Exercise prompt: Would you return all of this data exactly, leaving nothing out?

Source material:

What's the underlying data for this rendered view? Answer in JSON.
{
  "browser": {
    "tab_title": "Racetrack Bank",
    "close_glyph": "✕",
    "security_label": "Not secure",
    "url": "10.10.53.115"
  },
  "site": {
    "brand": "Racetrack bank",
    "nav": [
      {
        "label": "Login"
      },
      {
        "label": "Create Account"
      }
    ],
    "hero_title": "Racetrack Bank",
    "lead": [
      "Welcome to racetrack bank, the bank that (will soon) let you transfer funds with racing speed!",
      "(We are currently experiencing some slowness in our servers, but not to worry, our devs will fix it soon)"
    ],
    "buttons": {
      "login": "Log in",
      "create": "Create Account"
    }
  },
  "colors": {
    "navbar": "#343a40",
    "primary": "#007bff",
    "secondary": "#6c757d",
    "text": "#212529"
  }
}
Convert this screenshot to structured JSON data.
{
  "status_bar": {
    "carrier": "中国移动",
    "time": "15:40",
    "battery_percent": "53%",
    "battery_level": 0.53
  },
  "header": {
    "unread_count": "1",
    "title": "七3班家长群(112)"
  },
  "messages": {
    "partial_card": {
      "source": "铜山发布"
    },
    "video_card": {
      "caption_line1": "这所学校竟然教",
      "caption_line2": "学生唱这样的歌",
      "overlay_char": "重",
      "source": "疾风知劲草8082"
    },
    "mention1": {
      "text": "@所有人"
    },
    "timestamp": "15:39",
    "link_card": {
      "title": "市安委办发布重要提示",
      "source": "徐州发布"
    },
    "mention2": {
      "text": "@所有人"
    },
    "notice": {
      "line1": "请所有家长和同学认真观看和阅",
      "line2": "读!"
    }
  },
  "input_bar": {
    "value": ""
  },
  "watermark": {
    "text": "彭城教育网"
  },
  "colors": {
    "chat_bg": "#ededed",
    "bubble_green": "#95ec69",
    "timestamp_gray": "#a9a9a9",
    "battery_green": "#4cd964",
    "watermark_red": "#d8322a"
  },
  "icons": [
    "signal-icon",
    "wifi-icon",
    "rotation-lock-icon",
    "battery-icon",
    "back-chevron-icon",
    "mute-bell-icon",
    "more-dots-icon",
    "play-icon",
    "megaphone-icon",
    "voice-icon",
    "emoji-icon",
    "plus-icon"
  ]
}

Written answer:
What's the underlying data for this rendered view? Answer in JSON.
{
  "browser": {
    "tab_title": "Racetrack Bank",
    "close_glyph": "✕",
    "security_label": "Not secure",
    "url": "10.10.53.115"
  },
  "site": {
    "brand": "Racetrack bank",
    "nav": [
      {
        "label": "Login"
      },
      {
        "label": "Create Account"
      }
    ],
    "hero_title": "Racetrack Bank",
    "lead": [
      "Welcome to racetrack bank, the bank that (will soon) let you transfer funds with racing speed!",
      "(We are currently experiencing some slowness in our servers, but not to worry, our devs will fix it soon)"
    ],
    "buttons": {
      "login": "Log in",
      "create": "Create Account"
    }
  },
  "colors": {
    "navbar": "#343a40",
    "primary": "#007bff",
    "secondary": "#6c757d",
    "text": "#212529"
  }
}
Convert this screenshot to structured JSON data.
{
  "status_bar": {
    "carrier": "中国移动",
    "time": "15:40",
    "battery_percent": "53%",
    "battery_level": 0.53
  },
  "header": {
    "unread_count": "1",
    "title": "七3班家长群(112)"
  },
  "messages": {
    "partial_card": {
      "source": "铜山发布"
    },
    "video_card": {
      "caption_line1": "这所学校竟然教",
      "caption_line2": "学生唱这样的歌",
      "overlay_char": "重",
      "source": "疾风知劲草8082"
    },
    "mention1": {
      "text": "@所有人"
    },
    "timestamp": "15:39",
    "link_card": {
      "title": "市安委办发布重要提示",
      "source": "徐州发布"
    },
    "mention2": {
      "text": "@所有人"
    },
    "notice": {
      "line1": "请所有家长和同学认真观看和阅",
      "line2": "读!"
    }
  },
  "input_bar": {
    "value": ""
  },
  "watermark": {
    "text": "彭城教育网"
  },
  "colors": {
    "chat_bg": "#ededed",
    "bubble_green": "#95ec69",
    "timestamp_gray": "#a9a9a9",
    "battery_green": "#4cd964",
    "watermark_red": "#d8322a"
  },
  "icons": [
    "signal-icon",
    "wifi-icon",
    "rotation-lock-icon",
    "battery-icon",
    "back-chevron-icon",
    "mute-bell-icon",
    "more-dots-icon",
    "play-icon",
    "megaphone-icon",
    "voice-icon",
    "emoji-icon",
    "plus-icon"
  ]
}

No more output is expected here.